[Request]: Determine how many lines contain the string "điện". Reply with that figure and nothing else.

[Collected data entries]
+++

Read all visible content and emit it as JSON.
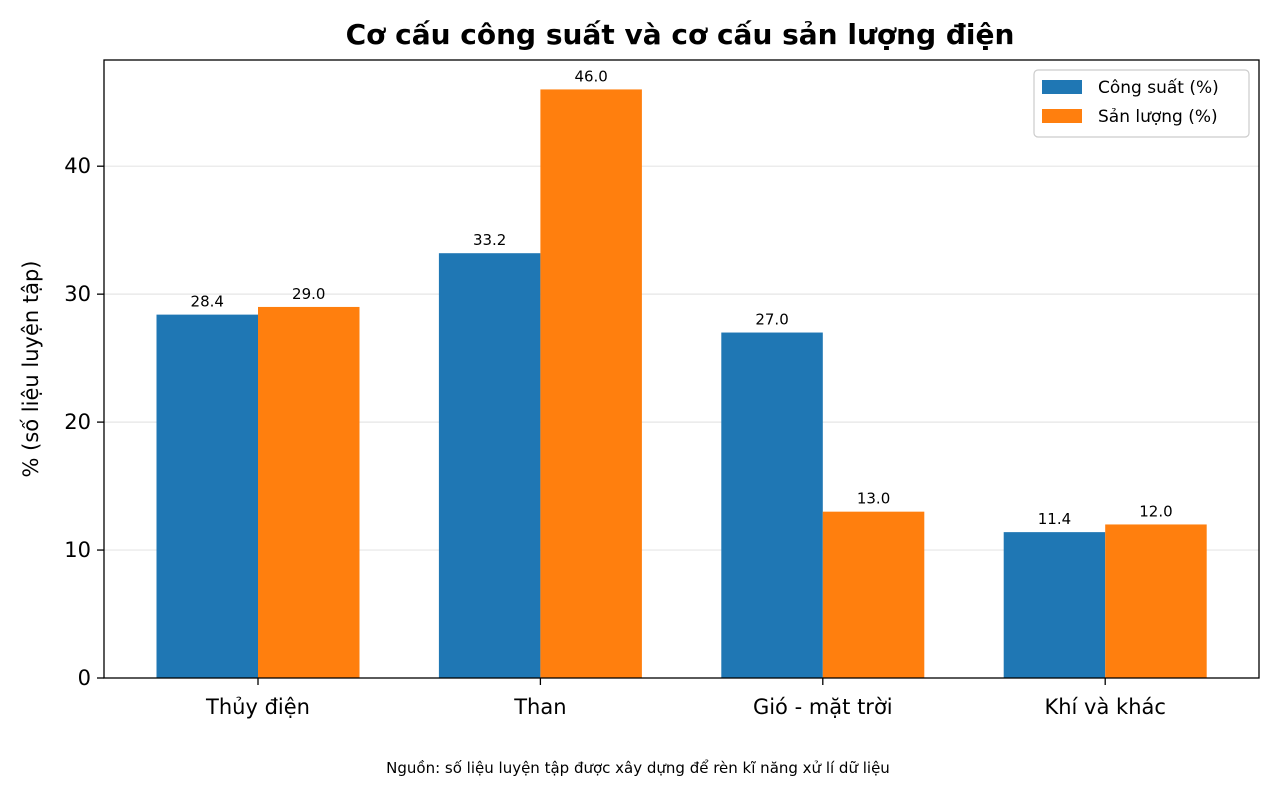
{
  "chart_data": {
    "type": "bar",
    "title": "Cơ cấu công suất và cơ cấu sản lượng điện",
    "xlabel": "",
    "ylabel": "% (số liệu luyện tập)",
    "categories": [
      "Thủy điện",
      "Than",
      "Gió - mặt trời",
      "Khí và khác"
    ],
    "series": [
      {
        "name": "Công suất (%)",
        "values": [
          28.4,
          33.2,
          27.0,
          11.4
        ],
        "color": "#1f77b4"
      },
      {
        "name": "Sản lượng (%)",
        "values": [
          29.0,
          46.0,
          13.0,
          12.0
        ],
        "color": "#ff7f0e"
      }
    ],
    "data_labels": [
      [
        "28.4",
        "33.2",
        "27.0",
        "11.4"
      ],
      [
        "29.0",
        "46.0",
        "13.0",
        "12.0"
      ]
    ],
    "ylim": [
      0,
      48.3
    ],
    "yticks": [
      0,
      10,
      20,
      30,
      40
    ],
    "ytick_labels": [
      "0",
      "10",
      "20",
      "30",
      "40"
    ],
    "grid": "horizontal",
    "legend_position": "top-right",
    "source_note": "Nguồn: số liệu luyện tập được xây dựng để rèn kĩ năng xử lí dữ liệu"
  }
}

+++

[Answer to the problem]: 2